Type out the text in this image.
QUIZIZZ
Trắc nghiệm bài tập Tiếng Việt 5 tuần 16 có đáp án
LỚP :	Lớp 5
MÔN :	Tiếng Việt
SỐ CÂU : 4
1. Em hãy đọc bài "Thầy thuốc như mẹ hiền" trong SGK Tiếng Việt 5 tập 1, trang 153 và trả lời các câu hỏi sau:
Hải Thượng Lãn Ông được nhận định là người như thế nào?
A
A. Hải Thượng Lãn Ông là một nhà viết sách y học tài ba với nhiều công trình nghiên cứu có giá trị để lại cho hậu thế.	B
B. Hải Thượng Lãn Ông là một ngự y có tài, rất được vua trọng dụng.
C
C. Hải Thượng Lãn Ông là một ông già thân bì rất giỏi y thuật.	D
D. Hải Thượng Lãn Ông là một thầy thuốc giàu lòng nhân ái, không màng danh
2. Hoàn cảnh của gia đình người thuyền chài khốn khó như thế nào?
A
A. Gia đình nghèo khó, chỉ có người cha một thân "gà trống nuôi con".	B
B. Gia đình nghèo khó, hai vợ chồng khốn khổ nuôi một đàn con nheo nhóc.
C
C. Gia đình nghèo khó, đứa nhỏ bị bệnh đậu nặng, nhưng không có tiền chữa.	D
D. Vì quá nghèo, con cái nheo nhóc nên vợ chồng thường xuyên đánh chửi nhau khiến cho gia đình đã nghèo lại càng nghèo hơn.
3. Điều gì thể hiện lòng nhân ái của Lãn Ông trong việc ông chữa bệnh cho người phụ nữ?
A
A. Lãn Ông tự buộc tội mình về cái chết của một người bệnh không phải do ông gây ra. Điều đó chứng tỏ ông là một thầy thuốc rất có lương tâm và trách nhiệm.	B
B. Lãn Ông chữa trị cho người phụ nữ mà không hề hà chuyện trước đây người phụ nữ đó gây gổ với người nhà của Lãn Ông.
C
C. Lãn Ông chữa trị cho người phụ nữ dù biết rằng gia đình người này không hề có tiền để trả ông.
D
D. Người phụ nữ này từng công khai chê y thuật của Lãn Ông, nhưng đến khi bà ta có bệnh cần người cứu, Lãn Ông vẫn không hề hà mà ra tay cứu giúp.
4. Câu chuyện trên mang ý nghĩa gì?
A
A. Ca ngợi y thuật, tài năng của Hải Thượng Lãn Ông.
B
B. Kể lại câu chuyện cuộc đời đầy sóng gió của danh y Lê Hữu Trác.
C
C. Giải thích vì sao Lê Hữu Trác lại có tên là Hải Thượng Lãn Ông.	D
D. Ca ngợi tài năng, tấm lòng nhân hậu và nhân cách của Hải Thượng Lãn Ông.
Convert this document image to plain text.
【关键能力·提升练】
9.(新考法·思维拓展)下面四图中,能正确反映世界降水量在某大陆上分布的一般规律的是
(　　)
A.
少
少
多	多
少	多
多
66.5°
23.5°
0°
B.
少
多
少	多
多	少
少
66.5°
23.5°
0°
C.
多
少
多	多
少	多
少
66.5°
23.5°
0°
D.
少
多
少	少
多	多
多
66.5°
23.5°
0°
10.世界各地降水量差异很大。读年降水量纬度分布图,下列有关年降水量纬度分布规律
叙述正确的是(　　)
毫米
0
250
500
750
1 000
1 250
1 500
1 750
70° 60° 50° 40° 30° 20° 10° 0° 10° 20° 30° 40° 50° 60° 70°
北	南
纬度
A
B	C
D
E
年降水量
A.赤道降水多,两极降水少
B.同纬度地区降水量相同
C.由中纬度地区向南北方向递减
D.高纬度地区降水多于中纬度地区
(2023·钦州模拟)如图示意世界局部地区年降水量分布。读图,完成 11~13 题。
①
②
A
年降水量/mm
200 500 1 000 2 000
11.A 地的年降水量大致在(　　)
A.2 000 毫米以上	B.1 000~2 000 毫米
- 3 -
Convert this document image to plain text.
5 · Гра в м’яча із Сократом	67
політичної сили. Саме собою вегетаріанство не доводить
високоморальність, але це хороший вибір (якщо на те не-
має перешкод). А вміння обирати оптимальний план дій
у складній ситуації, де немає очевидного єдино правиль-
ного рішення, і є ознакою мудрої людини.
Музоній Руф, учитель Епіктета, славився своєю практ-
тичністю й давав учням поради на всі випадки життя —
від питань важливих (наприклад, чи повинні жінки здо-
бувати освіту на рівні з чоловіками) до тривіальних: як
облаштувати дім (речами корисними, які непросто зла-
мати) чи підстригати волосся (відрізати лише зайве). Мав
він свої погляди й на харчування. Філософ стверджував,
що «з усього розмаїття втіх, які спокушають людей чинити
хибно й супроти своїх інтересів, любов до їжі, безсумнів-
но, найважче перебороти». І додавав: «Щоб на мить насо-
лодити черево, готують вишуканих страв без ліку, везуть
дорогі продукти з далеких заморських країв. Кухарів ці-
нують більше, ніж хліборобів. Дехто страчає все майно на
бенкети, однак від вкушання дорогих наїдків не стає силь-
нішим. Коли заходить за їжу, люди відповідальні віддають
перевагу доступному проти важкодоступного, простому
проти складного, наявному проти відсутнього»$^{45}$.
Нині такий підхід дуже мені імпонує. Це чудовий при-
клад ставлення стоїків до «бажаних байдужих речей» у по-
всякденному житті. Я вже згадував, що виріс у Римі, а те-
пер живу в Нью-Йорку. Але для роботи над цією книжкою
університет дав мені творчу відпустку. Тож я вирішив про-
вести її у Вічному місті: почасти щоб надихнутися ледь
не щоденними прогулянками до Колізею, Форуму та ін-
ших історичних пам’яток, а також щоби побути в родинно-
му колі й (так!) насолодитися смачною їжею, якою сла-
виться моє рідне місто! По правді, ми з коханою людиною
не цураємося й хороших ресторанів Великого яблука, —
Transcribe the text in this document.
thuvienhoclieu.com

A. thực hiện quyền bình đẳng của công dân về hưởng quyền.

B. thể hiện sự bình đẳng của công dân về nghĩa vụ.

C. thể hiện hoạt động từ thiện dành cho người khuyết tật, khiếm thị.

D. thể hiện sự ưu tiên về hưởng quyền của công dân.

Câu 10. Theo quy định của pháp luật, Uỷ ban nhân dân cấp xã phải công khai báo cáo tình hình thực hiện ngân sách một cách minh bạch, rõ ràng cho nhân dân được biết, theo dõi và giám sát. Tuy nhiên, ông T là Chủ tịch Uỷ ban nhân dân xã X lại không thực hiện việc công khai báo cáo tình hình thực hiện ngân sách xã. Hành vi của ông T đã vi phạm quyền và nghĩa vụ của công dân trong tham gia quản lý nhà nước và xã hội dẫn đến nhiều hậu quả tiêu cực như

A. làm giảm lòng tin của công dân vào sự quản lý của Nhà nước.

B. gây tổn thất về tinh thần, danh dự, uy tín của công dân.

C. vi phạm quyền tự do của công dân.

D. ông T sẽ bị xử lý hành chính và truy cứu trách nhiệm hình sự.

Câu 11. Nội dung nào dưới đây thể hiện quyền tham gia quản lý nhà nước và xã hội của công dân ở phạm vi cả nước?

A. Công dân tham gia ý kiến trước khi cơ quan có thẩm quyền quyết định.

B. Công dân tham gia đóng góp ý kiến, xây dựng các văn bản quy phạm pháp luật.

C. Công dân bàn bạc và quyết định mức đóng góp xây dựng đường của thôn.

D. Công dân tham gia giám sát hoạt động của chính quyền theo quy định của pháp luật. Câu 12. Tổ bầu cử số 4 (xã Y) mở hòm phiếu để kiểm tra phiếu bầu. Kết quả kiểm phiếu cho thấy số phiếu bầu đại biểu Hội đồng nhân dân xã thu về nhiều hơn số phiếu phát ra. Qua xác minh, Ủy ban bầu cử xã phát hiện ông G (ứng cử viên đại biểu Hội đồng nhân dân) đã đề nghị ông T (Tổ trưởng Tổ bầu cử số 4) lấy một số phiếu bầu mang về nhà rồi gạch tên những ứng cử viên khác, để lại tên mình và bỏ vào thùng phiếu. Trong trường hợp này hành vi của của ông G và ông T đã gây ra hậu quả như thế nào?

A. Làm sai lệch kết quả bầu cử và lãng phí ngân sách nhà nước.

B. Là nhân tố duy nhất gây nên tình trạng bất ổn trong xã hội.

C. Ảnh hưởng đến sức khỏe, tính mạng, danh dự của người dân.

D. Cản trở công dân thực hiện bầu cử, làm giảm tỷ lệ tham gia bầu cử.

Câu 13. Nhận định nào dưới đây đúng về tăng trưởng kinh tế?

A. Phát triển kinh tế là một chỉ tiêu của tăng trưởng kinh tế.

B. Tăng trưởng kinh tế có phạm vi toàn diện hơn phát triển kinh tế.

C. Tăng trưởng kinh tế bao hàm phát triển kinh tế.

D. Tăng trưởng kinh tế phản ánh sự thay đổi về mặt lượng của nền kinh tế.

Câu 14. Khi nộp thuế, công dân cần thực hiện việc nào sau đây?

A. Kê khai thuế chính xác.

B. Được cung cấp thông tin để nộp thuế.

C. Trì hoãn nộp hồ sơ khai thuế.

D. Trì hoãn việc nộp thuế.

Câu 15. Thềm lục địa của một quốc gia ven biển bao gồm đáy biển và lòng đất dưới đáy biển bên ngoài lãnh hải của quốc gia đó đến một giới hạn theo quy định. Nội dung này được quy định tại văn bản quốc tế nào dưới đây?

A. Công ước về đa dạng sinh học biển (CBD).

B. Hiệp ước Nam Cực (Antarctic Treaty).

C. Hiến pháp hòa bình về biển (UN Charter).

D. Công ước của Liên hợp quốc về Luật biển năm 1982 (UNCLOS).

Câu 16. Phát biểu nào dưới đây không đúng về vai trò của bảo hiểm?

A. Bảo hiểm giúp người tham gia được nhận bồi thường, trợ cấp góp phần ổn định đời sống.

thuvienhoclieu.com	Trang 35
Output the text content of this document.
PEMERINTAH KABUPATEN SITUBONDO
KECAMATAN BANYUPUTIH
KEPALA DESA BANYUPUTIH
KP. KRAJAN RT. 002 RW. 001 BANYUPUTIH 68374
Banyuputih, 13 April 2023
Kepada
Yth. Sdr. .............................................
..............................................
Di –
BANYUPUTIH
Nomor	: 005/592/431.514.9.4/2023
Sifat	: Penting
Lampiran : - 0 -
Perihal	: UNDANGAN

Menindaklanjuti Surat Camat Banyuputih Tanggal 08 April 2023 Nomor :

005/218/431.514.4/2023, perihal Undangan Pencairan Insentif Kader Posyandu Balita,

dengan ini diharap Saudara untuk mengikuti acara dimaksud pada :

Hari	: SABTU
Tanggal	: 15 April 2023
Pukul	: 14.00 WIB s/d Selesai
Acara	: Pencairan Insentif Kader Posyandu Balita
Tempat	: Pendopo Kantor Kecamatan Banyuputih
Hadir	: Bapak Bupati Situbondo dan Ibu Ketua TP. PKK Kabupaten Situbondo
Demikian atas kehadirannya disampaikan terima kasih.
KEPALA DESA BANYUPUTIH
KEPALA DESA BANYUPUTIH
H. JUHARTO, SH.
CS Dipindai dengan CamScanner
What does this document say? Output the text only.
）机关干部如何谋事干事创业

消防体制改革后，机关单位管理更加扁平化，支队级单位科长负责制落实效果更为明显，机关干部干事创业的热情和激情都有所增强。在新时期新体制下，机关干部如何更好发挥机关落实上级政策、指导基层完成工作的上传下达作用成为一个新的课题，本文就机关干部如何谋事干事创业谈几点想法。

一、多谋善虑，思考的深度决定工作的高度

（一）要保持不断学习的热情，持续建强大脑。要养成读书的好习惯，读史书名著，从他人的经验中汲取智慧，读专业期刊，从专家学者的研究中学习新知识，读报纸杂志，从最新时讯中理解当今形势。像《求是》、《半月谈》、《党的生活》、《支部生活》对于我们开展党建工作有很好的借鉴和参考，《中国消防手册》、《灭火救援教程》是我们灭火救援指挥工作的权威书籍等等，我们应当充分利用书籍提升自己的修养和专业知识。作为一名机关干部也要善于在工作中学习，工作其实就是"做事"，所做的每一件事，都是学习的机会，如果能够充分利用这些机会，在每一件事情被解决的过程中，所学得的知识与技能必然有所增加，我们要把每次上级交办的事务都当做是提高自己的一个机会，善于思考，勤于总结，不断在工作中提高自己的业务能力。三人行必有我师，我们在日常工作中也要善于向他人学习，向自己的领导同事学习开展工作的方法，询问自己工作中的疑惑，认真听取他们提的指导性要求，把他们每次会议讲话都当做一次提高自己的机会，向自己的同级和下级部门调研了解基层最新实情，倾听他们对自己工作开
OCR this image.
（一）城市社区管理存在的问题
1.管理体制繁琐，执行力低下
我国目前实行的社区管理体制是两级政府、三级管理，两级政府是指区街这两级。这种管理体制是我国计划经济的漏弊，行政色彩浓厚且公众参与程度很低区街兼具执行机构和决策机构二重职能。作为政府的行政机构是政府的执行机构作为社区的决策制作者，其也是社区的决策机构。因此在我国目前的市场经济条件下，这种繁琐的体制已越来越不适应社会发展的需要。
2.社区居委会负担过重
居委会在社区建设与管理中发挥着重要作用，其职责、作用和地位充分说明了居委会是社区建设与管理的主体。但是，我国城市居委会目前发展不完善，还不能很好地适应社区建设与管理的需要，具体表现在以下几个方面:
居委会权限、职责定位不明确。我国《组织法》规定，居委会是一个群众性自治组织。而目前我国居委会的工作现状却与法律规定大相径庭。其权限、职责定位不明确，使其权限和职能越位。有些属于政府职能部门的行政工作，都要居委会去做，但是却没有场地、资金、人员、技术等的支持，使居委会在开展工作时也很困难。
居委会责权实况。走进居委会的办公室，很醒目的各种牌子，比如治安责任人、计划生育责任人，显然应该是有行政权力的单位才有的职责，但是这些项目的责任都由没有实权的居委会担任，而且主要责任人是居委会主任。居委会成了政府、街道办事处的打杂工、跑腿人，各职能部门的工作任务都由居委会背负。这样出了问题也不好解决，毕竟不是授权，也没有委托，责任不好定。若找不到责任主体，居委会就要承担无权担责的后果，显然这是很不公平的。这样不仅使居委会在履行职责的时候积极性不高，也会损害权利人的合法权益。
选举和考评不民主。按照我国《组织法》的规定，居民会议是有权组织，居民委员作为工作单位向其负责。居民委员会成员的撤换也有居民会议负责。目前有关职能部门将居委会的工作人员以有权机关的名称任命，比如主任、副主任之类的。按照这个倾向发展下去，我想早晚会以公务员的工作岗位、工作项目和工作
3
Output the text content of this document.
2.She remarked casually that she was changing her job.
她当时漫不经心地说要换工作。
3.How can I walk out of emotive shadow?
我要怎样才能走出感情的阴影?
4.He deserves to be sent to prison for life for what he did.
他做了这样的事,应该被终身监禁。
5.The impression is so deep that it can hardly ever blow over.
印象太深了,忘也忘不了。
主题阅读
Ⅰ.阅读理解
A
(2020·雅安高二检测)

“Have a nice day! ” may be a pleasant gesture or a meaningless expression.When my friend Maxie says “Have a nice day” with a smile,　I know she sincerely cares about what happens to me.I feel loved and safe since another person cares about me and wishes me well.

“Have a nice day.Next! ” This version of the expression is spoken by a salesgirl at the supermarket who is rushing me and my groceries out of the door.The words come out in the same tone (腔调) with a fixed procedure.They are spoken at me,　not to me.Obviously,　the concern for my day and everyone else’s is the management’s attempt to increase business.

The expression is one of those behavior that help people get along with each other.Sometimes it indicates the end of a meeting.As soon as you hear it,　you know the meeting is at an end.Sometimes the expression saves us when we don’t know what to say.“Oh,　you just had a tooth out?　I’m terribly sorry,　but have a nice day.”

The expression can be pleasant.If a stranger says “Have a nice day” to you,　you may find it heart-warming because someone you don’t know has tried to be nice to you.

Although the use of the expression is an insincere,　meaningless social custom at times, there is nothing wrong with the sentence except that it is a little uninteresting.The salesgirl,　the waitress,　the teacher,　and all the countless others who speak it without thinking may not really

★ ★ ★ ★ ★

GOAL: Show all lines from the records above where the word "mang" occurs.

EXERCISE ANSWER:
4. Câu chuyện trên mang ý nghĩa gì?
D. Công dân tham gia giám sát hoạt động của chính quyền theo quy định của pháp luật. Câu 12. Tổ bầu cử số 4 (xã Y) mở hòm phiếu để kiểm tra phiếu bầu. Kết quả kiểm phiếu cho thấy số phiếu bầu đại biểu Hội đồng nhân dân xã thu về nhiều hơn số phiếu phát ra. Qua xác minh, Ủy ban bầu cử xã phát hiện ông G (ứng cử viên đại biểu Hội đồng nhân dân) đã đề nghị ông T (Tổ trưởng Tổ bầu cử số 4) lấy một số phiếu bầu mang về nhà rồi gạch tên những ứng cử viên khác, để lại tên mình và bỏ vào thùng phiếu. Trong trường hợp này hành vi của của ông G và ông T đã gây ra hậu quả như thế nào?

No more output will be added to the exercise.